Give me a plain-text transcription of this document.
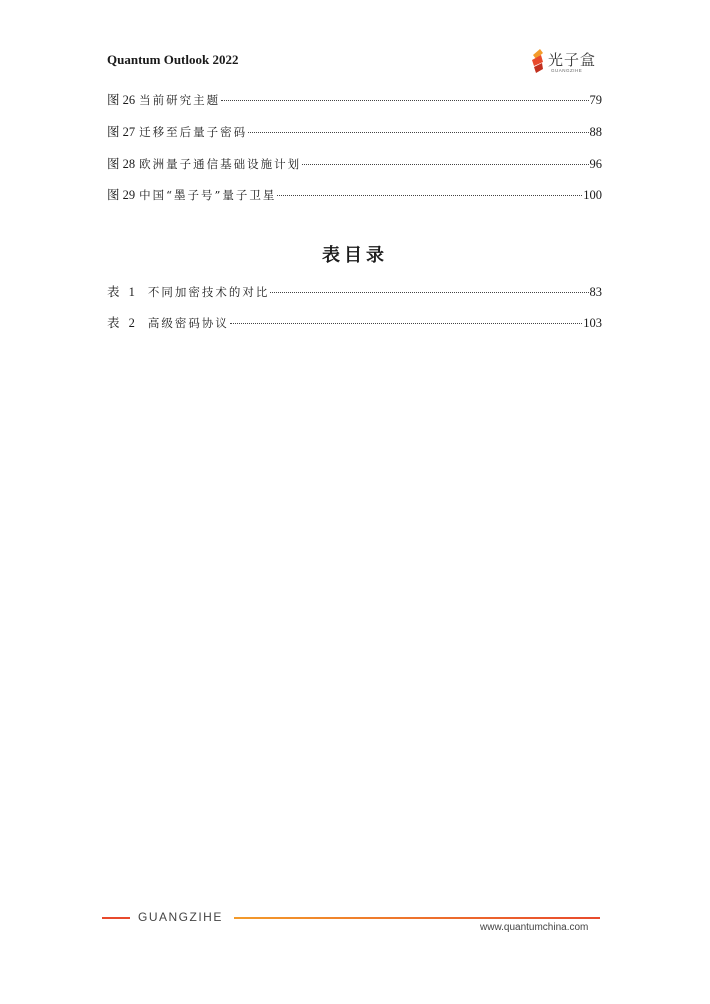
Quantum Outlook 2022	光子盒
GUANGZIHE
图 26 当前研究主题	79
图 27 迁移至后量子密码	88
图 28 欧洲量子通信基础设施计划	96
图 29 中国“墨子号”量子卫星	100
表目录
表 1 不同加密技术的对比	83
表 2 高级密码协议	103
GUANGZIHE
www.quantumchina.com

######

**What you have to do**.
Repeat all of the entries word for word, but omit the pictures.

**Written response**.
Give me a plain-text transcription of this document.
Quantum Outlook 2022	光子盒
GUANGZIHE
图 26 当前研究主题	79
图 27 迁移至后量子密码	88
图 28 欧洲量子通信基础设施计划	96
图 29 中国“墨子号”量子卫星	100
表目录
表 1 不同加密技术的对比	83
表 2 高级密码协议	103
GUANGZIHE
www.quantumchina.com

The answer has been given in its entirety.